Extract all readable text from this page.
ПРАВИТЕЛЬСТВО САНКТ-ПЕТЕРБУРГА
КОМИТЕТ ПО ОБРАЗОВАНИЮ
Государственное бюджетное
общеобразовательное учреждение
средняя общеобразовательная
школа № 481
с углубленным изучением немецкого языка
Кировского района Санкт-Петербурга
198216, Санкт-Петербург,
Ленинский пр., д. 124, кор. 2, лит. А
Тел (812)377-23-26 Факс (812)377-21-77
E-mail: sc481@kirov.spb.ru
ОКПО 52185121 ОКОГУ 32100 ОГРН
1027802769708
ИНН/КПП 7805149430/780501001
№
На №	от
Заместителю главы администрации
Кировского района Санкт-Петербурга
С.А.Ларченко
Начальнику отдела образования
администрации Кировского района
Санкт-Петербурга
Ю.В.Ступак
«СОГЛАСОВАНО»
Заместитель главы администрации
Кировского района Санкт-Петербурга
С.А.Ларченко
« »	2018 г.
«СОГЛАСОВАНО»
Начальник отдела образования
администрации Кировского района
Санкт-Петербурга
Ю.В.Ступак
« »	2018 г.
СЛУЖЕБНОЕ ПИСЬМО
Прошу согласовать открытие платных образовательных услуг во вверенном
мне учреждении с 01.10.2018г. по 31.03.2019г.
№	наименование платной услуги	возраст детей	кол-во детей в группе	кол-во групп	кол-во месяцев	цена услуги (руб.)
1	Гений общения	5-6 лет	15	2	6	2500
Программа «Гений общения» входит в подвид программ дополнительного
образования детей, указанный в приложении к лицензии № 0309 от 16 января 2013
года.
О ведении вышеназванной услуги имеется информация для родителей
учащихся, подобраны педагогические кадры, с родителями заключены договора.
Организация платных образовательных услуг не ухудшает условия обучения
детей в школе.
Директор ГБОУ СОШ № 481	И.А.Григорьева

--

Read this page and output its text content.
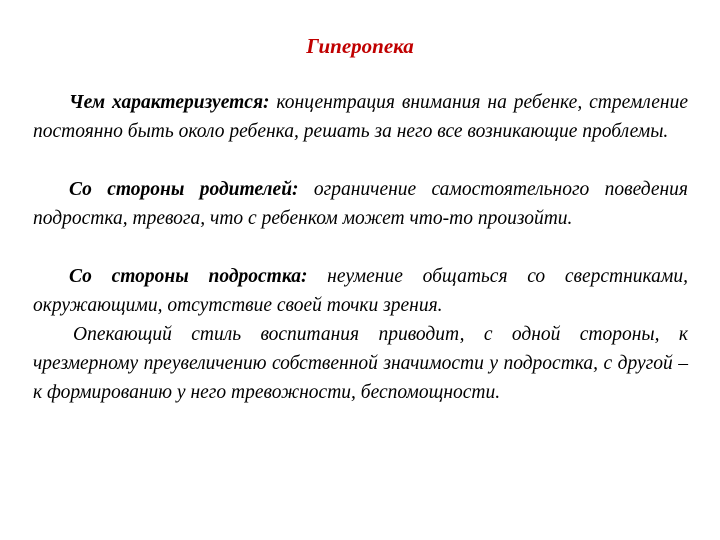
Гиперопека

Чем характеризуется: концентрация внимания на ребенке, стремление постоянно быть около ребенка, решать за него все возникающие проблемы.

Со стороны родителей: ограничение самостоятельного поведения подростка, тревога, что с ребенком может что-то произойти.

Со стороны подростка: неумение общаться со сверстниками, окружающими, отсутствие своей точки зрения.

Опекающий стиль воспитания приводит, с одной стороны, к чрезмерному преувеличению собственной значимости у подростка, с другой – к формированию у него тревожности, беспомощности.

#### [Challenge]
Scan the listing above for the word "отдела" and show each line where it is found.

#### [The solution]
Начальнику отдела образования
Начальник отдела образования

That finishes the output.